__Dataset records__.
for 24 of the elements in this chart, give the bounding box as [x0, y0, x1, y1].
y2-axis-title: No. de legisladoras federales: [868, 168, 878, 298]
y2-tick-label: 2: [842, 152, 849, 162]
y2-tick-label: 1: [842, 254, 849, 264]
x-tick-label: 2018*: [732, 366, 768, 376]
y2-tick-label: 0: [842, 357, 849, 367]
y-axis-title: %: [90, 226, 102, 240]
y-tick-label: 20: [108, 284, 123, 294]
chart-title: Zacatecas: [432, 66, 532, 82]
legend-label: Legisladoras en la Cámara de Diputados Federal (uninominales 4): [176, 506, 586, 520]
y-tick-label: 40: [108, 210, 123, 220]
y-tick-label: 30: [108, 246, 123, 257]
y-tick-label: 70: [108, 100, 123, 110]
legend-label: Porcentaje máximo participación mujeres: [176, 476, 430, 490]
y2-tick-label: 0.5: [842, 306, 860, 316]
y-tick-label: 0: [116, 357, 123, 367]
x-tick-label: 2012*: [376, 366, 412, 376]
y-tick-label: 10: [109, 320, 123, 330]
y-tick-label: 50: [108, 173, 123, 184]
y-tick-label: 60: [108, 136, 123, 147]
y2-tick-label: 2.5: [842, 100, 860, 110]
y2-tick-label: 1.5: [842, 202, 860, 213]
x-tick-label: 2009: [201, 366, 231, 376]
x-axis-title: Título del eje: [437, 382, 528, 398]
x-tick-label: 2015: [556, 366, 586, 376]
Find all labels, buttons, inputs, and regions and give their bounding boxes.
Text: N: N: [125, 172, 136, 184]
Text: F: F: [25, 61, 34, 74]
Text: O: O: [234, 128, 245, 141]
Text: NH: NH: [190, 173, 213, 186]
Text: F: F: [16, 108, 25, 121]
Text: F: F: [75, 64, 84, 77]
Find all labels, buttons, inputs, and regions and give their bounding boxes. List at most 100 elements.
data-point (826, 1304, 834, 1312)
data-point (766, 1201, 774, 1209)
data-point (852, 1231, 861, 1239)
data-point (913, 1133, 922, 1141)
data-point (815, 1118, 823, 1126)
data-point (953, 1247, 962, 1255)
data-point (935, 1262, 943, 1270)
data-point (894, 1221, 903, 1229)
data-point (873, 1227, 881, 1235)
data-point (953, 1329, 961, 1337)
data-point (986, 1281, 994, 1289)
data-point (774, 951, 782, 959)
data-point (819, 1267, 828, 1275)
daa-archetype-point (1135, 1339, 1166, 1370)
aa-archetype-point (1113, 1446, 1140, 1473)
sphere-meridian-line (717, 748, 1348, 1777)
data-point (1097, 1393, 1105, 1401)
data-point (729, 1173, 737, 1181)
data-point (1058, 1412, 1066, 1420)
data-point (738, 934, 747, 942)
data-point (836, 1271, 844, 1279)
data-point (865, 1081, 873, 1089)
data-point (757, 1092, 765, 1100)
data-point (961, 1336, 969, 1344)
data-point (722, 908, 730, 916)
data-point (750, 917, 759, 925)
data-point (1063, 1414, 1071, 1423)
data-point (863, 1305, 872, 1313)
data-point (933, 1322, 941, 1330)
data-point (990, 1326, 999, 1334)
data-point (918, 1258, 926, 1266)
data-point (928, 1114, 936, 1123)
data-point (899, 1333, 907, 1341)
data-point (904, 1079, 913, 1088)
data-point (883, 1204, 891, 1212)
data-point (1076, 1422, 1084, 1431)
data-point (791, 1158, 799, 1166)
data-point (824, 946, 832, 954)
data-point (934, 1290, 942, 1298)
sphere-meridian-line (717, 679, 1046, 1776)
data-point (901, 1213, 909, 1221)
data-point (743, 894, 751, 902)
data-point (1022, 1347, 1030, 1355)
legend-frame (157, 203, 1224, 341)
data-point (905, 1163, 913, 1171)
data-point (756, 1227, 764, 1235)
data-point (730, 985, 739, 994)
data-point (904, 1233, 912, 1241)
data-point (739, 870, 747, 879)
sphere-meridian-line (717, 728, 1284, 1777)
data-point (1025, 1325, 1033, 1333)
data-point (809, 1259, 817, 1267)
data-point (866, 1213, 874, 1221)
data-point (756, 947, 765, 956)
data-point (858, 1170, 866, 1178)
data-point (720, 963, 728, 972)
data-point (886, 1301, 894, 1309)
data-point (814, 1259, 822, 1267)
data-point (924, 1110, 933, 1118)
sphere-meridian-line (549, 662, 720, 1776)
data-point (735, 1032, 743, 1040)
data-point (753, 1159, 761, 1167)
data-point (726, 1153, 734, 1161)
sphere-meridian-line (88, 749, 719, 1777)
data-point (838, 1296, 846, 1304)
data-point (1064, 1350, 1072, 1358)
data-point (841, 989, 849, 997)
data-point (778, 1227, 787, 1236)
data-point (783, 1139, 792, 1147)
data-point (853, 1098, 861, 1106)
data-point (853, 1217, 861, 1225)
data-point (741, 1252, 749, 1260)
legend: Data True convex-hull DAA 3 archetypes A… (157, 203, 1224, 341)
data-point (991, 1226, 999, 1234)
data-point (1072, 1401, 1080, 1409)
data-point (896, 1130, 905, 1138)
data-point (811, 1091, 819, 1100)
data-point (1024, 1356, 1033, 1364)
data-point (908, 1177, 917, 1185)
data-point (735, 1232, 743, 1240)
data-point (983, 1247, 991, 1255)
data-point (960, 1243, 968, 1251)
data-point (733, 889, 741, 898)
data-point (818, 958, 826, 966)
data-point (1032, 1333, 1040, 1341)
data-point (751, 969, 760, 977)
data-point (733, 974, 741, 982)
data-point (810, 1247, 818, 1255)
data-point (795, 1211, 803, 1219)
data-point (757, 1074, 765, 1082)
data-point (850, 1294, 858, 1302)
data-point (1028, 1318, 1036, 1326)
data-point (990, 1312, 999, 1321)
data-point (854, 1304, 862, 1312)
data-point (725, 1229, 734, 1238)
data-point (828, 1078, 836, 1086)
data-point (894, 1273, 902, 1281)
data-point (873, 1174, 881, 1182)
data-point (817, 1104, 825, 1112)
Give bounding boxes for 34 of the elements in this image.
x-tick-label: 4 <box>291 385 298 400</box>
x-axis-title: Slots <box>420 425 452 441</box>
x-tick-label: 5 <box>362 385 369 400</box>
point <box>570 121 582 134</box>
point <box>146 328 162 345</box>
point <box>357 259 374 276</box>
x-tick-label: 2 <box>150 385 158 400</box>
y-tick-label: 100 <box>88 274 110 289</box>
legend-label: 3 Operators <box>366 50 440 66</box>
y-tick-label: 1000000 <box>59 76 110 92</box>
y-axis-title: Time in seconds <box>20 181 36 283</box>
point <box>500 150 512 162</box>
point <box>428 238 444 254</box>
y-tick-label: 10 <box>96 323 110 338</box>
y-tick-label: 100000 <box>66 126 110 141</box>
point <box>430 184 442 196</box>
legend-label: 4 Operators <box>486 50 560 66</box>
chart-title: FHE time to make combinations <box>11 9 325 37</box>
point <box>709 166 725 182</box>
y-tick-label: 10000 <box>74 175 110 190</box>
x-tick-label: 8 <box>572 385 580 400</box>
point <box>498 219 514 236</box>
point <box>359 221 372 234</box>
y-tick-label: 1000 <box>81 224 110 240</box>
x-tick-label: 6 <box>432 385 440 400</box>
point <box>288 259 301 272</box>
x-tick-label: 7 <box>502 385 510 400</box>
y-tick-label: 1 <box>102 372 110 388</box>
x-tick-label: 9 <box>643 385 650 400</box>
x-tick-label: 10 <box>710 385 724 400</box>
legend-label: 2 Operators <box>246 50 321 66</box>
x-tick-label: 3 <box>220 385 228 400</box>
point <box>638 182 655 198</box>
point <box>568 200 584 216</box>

__Exercise goal__. Update the records above, replacing each "legend-label" with "legend-entry" and leaving every other part unchanged.

__Written answer__.
for 24 of the elements in this chart, give the bounding box as [x0, y0, x1, y1].
y2-axis-title: No. de legisladoras federales: [868, 168, 878, 298]
y2-tick-label: 2: [842, 152, 849, 162]
y2-tick-label: 1: [842, 254, 849, 264]
x-tick-label: 2018*: [732, 366, 768, 376]
y2-tick-label: 0: [842, 357, 849, 367]
y-axis-title: %: [90, 226, 102, 240]
y-tick-label: 20: [108, 284, 123, 294]
chart-title: Zacatecas: [432, 66, 532, 82]
legend-entry: Legisladoras en la Cámara de Diputados Federal (uninominales 4): [176, 506, 586, 520]
y-tick-label: 40: [108, 210, 123, 220]
y-tick-label: 30: [108, 246, 123, 257]
y-tick-label: 70: [108, 100, 123, 110]
legend-entry: Porcentaje máximo participación mujeres: [176, 476, 430, 490]
y2-tick-label: 0.5: [842, 306, 860, 316]
y-tick-label: 0: [116, 357, 123, 367]
x-tick-label: 2012*: [376, 366, 412, 376]
y-tick-label: 10: [109, 320, 123, 330]
y-tick-label: 50: [108, 173, 123, 184]
y-tick-label: 60: [108, 136, 123, 147]
y2-tick-label: 2.5: [842, 100, 860, 110]
y2-tick-label: 1.5: [842, 202, 860, 213]
x-tick-label: 2009: [201, 366, 231, 376]
x-axis-title: Título del eje: [437, 382, 528, 398]
x-tick-label: 2015: [556, 366, 586, 376]
Find all labels, buttons, inputs, and regions and give their bounding boxes.
Text: N: N: [125, 172, 136, 184]
Text: F: F: [25, 61, 34, 74]
Text: O: O: [234, 128, 245, 141]
Text: NH: NH: [190, 173, 213, 186]
Text: F: F: [16, 108, 25, 121]
Text: F: F: [75, 64, 84, 77]
Find all labels, buttons, inputs, and regions and give their bounding boxes. List at most 100 elements.
data-point (826, 1304, 834, 1312)
data-point (766, 1201, 774, 1209)
data-point (852, 1231, 861, 1239)
data-point (913, 1133, 922, 1141)
data-point (815, 1118, 823, 1126)
data-point (953, 1247, 962, 1255)
data-point (935, 1262, 943, 1270)
data-point (894, 1221, 903, 1229)
data-point (873, 1227, 881, 1235)
data-point (953, 1329, 961, 1337)
data-point (986, 1281, 994, 1289)
data-point (774, 951, 782, 959)
data-point (819, 1267, 828, 1275)
daa-archetype-point (1135, 1339, 1166, 1370)
aa-archetype-point (1113, 1446, 1140, 1473)
sphere-meridian-line (717, 748, 1348, 1777)
data-point (1097, 1393, 1105, 1401)
data-point (729, 1173, 737, 1181)
data-point (1058, 1412, 1066, 1420)
data-point (738, 934, 747, 942)
data-point (836, 1271, 844, 1279)
data-point (865, 1081, 873, 1089)
data-point (757, 1092, 765, 1100)
data-point (961, 1336, 969, 1344)
data-point (722, 908, 730, 916)
data-point (750, 917, 759, 925)
data-point (1063, 1414, 1071, 1423)
data-point (863, 1305, 872, 1313)
data-point (933, 1322, 941, 1330)
data-point (990, 1326, 999, 1334)
data-point (918, 1258, 926, 1266)
data-point (928, 1114, 936, 1123)
data-point (899, 1333, 907, 1341)
data-point (904, 1079, 913, 1088)
data-point (883, 1204, 891, 1212)
data-point (1076, 1422, 1084, 1431)
data-point (791, 1158, 799, 1166)
data-point (824, 946, 832, 954)
data-point (934, 1290, 942, 1298)
sphere-meridian-line (717, 679, 1046, 1776)
data-point (901, 1213, 909, 1221)
data-point (743, 894, 751, 902)
data-point (1022, 1347, 1030, 1355)
legend-frame (157, 203, 1224, 341)
data-point (905, 1163, 913, 1171)
data-point (756, 1227, 764, 1235)
data-point (730, 985, 739, 994)
data-point (904, 1233, 912, 1241)
data-point (739, 870, 747, 879)
sphere-meridian-line (717, 728, 1284, 1777)
data-point (1025, 1325, 1033, 1333)
data-point (809, 1259, 817, 1267)
data-point (866, 1213, 874, 1221)
data-point (756, 947, 765, 956)
data-point (858, 1170, 866, 1178)
data-point (720, 963, 728, 972)
data-point (886, 1301, 894, 1309)
data-point (814, 1259, 822, 1267)
data-point (924, 1110, 933, 1118)
sphere-meridian-line (549, 662, 720, 1776)
data-point (735, 1032, 743, 1040)
data-point (753, 1159, 761, 1167)
data-point (726, 1153, 734, 1161)
sphere-meridian-line (88, 749, 719, 1777)
data-point (838, 1296, 846, 1304)
data-point (1064, 1350, 1072, 1358)
data-point (841, 989, 849, 997)
data-point (778, 1227, 787, 1236)
data-point (783, 1139, 792, 1147)
data-point (853, 1098, 861, 1106)
data-point (853, 1217, 861, 1225)
data-point (741, 1252, 749, 1260)
legend: Data True convex-hull DAA 3 archetypes A… (157, 203, 1224, 341)
data-point (991, 1226, 999, 1234)
data-point (1072, 1401, 1080, 1409)
data-point (896, 1130, 905, 1138)
data-point (811, 1091, 819, 1100)
data-point (1024, 1356, 1033, 1364)
data-point (908, 1177, 917, 1185)
data-point (735, 1232, 743, 1240)
data-point (983, 1247, 991, 1255)
data-point (960, 1243, 968, 1251)
data-point (733, 889, 741, 898)
data-point (818, 958, 826, 966)
data-point (1032, 1333, 1040, 1341)
data-point (751, 969, 760, 977)
data-point (733, 974, 741, 982)
data-point (810, 1247, 818, 1255)
data-point (795, 1211, 803, 1219)
data-point (757, 1074, 765, 1082)
data-point (850, 1294, 858, 1302)
data-point (1028, 1318, 1036, 1326)
data-point (990, 1312, 999, 1321)
data-point (854, 1304, 862, 1312)
data-point (725, 1229, 734, 1238)
data-point (828, 1078, 836, 1086)
data-point (894, 1273, 902, 1281)
data-point (873, 1174, 881, 1182)
data-point (817, 1104, 825, 1112)
Give bounding boxes for 34 of the elements in this image.
x-tick-label: 4 <box>291 385 298 400</box>
x-axis-title: Slots <box>420 425 452 441</box>
x-tick-label: 5 <box>362 385 369 400</box>
point <box>570 121 582 134</box>
point <box>146 328 162 345</box>
point <box>357 259 374 276</box>
x-tick-label: 2 <box>150 385 158 400</box>
y-tick-label: 100 <box>88 274 110 289</box>
legend-entry: 3 Operators <box>366 50 440 66</box>
y-tick-label: 1000000 <box>59 76 110 92</box>
y-axis-title: Time in seconds <box>20 181 36 283</box>
point <box>500 150 512 162</box>
point <box>428 238 444 254</box>
y-tick-label: 10 <box>96 323 110 338</box>
y-tick-label: 100000 <box>66 126 110 141</box>
point <box>430 184 442 196</box>
legend-entry: 4 Operators <box>486 50 560 66</box>
chart-title: FHE time to make combinations <box>11 9 325 37</box>
point <box>709 166 725 182</box>
y-tick-label: 10000 <box>74 175 110 190</box>
x-tick-label: 8 <box>572 385 580 400</box>
point <box>498 219 514 236</box>
point <box>359 221 372 234</box>
y-tick-label: 1000 <box>81 224 110 240</box>
x-tick-label: 6 <box>432 385 440 400</box>
point <box>288 259 301 272</box>
x-tick-label: 7 <box>502 385 510 400</box>
y-tick-label: 1 <box>102 372 110 388</box>
x-tick-label: 9 <box>643 385 650 400</box>
x-tick-label: 10 <box>710 385 724 400</box>
legend-entry: 2 Operators <box>246 50 321 66</box>
x-tick-label: 3 <box>220 385 228 400</box>
point <box>638 182 655 198</box>
point <box>568 200 584 216</box>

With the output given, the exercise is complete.